Aim: Each line of the material must be repeated precisely, with the pictures left out.

Listing:
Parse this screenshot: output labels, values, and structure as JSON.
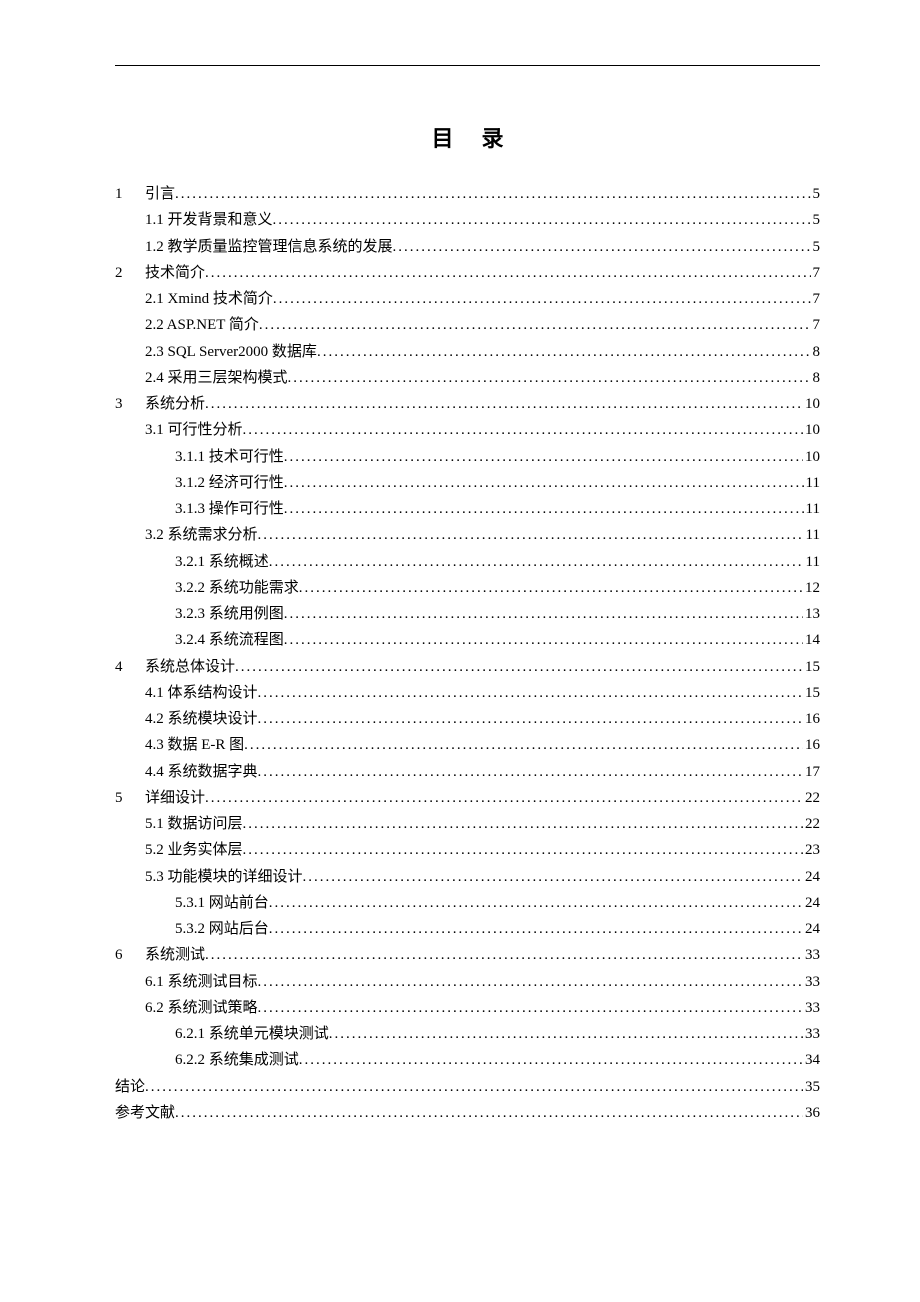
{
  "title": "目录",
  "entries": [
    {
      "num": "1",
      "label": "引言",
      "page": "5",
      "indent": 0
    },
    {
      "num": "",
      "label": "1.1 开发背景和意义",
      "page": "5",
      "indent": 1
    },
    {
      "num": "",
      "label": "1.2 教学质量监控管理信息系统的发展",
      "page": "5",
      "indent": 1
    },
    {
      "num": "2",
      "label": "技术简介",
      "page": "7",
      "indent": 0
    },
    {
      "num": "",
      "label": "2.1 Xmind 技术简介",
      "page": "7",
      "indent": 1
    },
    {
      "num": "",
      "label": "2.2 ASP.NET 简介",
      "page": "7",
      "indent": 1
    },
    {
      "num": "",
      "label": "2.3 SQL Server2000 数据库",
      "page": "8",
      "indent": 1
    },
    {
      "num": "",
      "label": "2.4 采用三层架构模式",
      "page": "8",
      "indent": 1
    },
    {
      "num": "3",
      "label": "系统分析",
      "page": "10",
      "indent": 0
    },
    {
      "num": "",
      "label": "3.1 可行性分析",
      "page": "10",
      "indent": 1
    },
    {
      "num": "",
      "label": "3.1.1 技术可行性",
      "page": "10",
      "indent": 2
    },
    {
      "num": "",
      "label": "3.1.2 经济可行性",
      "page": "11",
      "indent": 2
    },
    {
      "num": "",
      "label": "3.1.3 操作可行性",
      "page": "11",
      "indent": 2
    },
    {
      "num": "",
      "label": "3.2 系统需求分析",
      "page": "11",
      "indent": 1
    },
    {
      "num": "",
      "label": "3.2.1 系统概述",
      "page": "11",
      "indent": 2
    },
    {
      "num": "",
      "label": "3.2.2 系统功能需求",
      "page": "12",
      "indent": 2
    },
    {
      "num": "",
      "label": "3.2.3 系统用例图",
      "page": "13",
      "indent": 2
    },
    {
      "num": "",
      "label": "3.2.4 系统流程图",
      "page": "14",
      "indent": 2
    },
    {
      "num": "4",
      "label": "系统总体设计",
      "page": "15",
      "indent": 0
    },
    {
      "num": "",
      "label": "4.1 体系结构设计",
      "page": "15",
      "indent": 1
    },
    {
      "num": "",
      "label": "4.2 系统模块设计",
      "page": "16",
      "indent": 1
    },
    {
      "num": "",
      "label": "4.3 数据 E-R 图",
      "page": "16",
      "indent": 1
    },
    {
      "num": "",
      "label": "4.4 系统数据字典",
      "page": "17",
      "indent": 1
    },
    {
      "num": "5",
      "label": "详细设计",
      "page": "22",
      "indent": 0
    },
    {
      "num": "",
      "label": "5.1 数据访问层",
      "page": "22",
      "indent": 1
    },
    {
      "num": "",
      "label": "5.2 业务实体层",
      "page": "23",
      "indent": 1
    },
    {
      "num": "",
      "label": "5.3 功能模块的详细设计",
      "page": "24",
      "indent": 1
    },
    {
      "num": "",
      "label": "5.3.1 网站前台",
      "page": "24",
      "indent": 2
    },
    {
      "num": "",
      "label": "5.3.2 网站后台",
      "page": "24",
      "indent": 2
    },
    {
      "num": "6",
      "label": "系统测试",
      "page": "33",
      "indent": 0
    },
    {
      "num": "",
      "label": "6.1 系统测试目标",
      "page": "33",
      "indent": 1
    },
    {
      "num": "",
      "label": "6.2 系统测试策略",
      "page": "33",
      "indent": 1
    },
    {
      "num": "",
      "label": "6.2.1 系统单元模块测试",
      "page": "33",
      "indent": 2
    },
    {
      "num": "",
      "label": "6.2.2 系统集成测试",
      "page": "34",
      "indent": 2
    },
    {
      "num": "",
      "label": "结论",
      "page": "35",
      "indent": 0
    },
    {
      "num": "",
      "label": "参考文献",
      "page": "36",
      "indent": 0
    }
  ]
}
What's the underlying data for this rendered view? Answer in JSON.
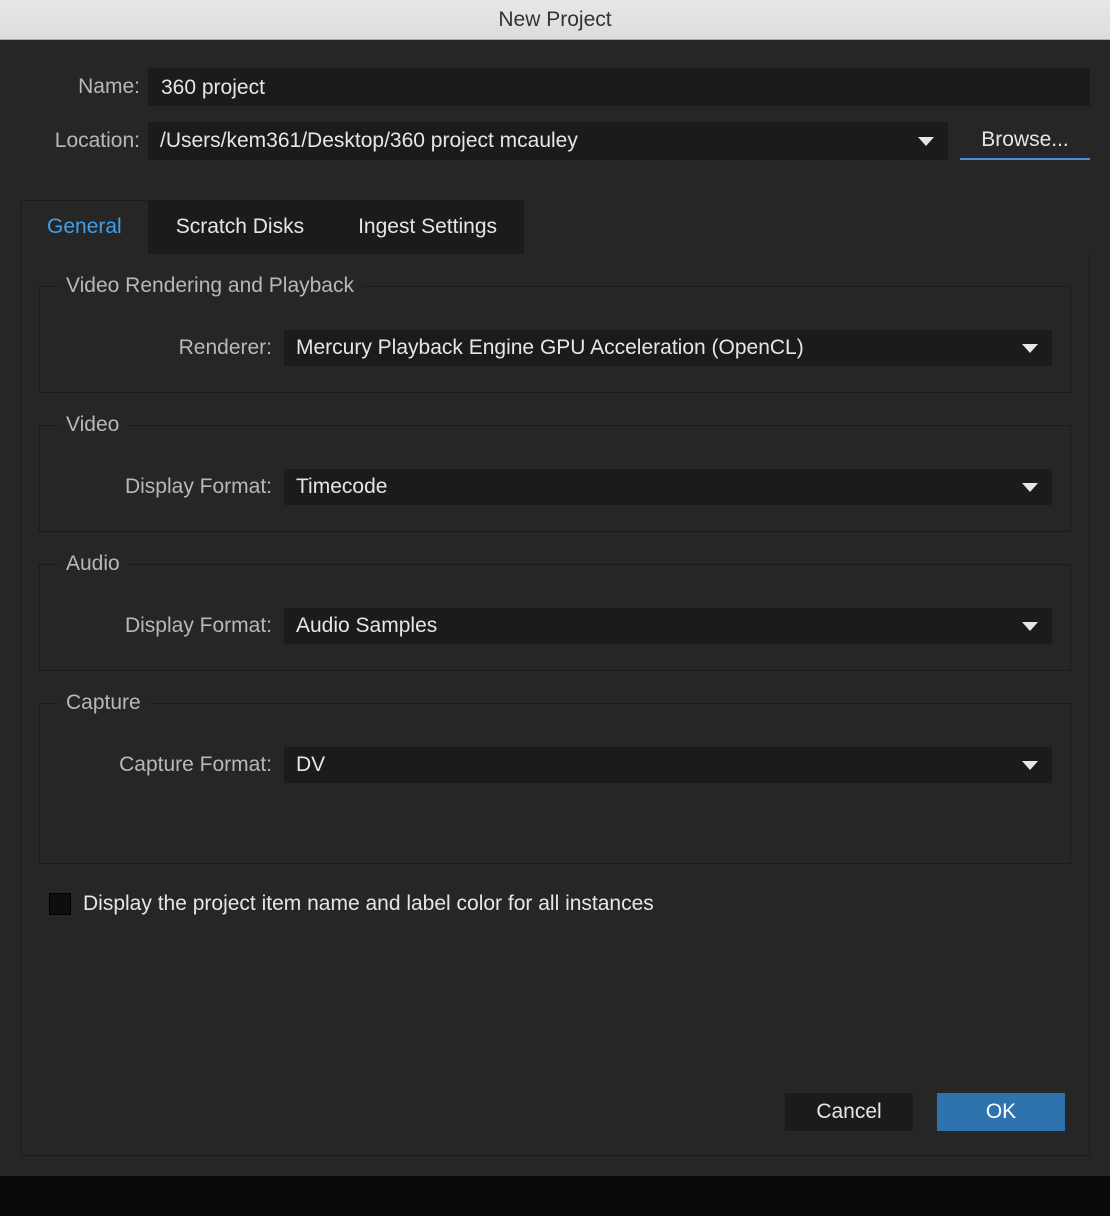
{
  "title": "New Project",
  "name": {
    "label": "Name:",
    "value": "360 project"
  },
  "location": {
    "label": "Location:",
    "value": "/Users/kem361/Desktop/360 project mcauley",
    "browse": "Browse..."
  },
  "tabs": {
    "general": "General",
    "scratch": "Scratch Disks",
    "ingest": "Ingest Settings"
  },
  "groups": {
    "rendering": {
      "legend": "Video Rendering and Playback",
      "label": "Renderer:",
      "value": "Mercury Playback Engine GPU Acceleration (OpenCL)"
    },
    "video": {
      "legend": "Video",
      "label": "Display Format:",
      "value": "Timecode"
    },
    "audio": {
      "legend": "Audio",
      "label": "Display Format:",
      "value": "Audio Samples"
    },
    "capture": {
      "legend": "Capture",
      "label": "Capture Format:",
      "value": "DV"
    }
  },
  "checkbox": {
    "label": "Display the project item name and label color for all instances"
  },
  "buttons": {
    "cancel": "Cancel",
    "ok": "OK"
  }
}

The answer:
Parse this screenshot: output labels, values, and structure as JSON.
{
  "title": "目录",
  "entries": [
    {
      "num": "1",
      "label": "引言",
      "page": "5",
      "indent": 0
    },
    {
      "num": "",
      "label": "1.1 开发背景和意义",
      "page": "5",
      "indent": 1
    },
    {
      "num": "",
      "label": "1.2 教学质量监控管理信息系统的发展",
      "page": "5",
      "indent": 1
    },
    {
      "num": "2",
      "label": "技术简介",
      "page": "7",
      "indent": 0
    },
    {
      "num": "",
      "label": "2.1 Xmind 技术简介",
      "page": "7",
      "indent": 1
    },
    {
      "num": "",
      "label": "2.2 ASP.NET 简介",
      "page": "7",
      "indent": 1
    },
    {
      "num": "",
      "label": "2.3 SQL Server2000 数据库",
      "page": "8",
      "indent": 1
    },
    {
      "num": "",
      "label": "2.4 采用三层架构模式",
      "page": "8",
      "indent": 1
    },
    {
      "num": "3",
      "label": "系统分析",
      "page": "10",
      "indent": 0
    },
    {
      "num": "",
      "label": "3.1 可行性分析",
      "page": "10",
      "indent": 1
    },
    {
      "num": "",
      "label": "3.1.1 技术可行性",
      "page": "10",
      "indent": 2
    },
    {
      "num": "",
      "label": "3.1.2 经济可行性",
      "page": "11",
      "indent": 2
    },
    {
      "num": "",
      "label": "3.1.3 操作可行性",
      "page": "11",
      "indent": 2
    },
    {
      "num": "",
      "label": "3.2 系统需求分析",
      "page": "11",
      "indent": 1
    },
    {
      "num": "",
      "label": "3.2.1 系统概述",
      "page": "11",
      "indent": 2
    },
    {
      "num": "",
      "label": "3.2.2 系统功能需求",
      "page": "12",
      "indent": 2
    },
    {
      "num": "",
      "label": "3.2.3 系统用例图",
      "page": "13",
      "indent": 2
    },
    {
      "num": "",
      "label": "3.2.4 系统流程图",
      "page": "14",
      "indent": 2
    },
    {
      "num": "4",
      "label": "系统总体设计",
      "page": "15",
      "indent": 0
    },
    {
      "num": "",
      "label": "4.1 体系结构设计",
      "page": "15",
      "indent": 1
    },
    {
      "num": "",
      "label": "4.2 系统模块设计",
      "page": "16",
      "indent": 1
    },
    {
      "num": "",
      "label": "4.3 数据 E-R 图",
      "page": "16",
      "indent": 1
    },
    {
      "num": "",
      "label": "4.4 系统数据字典",
      "page": "17",
      "indent": 1
    },
    {
      "num": "5",
      "label": "详细设计",
      "page": "22",
      "indent": 0
    },
    {
      "num": "",
      "label": "5.1 数据访问层",
      "page": "22",
      "indent": 1
    },
    {
      "num": "",
      "label": "5.2 业务实体层",
      "page": "23",
      "indent": 1
    },
    {
      "num": "",
      "label": "5.3 功能模块的详细设计",
      "page": "24",
      "indent": 1
    },
    {
      "num": "",
      "label": "5.3.1 网站前台",
      "page": "24",
      "indent": 2
    },
    {
      "num": "",
      "label": "5.3.2 网站后台",
      "page": "24",
      "indent": 2
    },
    {
      "num": "6",
      "label": "系统测试",
      "page": "33",
      "indent": 0
    },
    {
      "num": "",
      "label": "6.1 系统测试目标",
      "page": "33",
      "indent": 1
    },
    {
      "num": "",
      "label": "6.2 系统测试策略",
      "page": "33",
      "indent": 1
    },
    {
      "num": "",
      "label": "6.2.1 系统单元模块测试",
      "page": "33",
      "indent": 2
    },
    {
      "num": "",
      "label": "6.2.2 系统集成测试",
      "page": "34",
      "indent": 2
    },
    {
      "num": "",
      "label": "结论",
      "page": "35",
      "indent": 0
    },
    {
      "num": "",
      "label": "参考文献",
      "page": "36",
      "indent": 0
    }
  ]
}
What's the underlying data for this rendered view? Answer in JSON.
{
  "title": "New Project",
  "name": {
    "label": "Name:",
    "value": "360 project"
  },
  "location": {
    "label": "Location:",
    "value": "/Users/kem361/Desktop/360 project mcauley",
    "browse": "Browse..."
  },
  "tabs": {
    "general": "General",
    "scratch": "Scratch Disks",
    "ingest": "Ingest Settings"
  },
  "groups": {
    "rendering": {
      "legend": "Video Rendering and Playback",
      "label": "Renderer:",
      "value": "Mercury Playback Engine GPU Acceleration (OpenCL)"
    },
    "video": {
      "legend": "Video",
      "label": "Display Format:",
      "value": "Timecode"
    },
    "audio": {
      "legend": "Audio",
      "label": "Display Format:",
      "value": "Audio Samples"
    },
    "capture": {
      "legend": "Capture",
      "label": "Capture Format:",
      "value": "DV"
    }
  },
  "checkbox": {
    "label": "Display the project item name and label color for all instances"
  },
  "buttons": {
    "cancel": "Cancel",
    "ok": "OK"
  }
}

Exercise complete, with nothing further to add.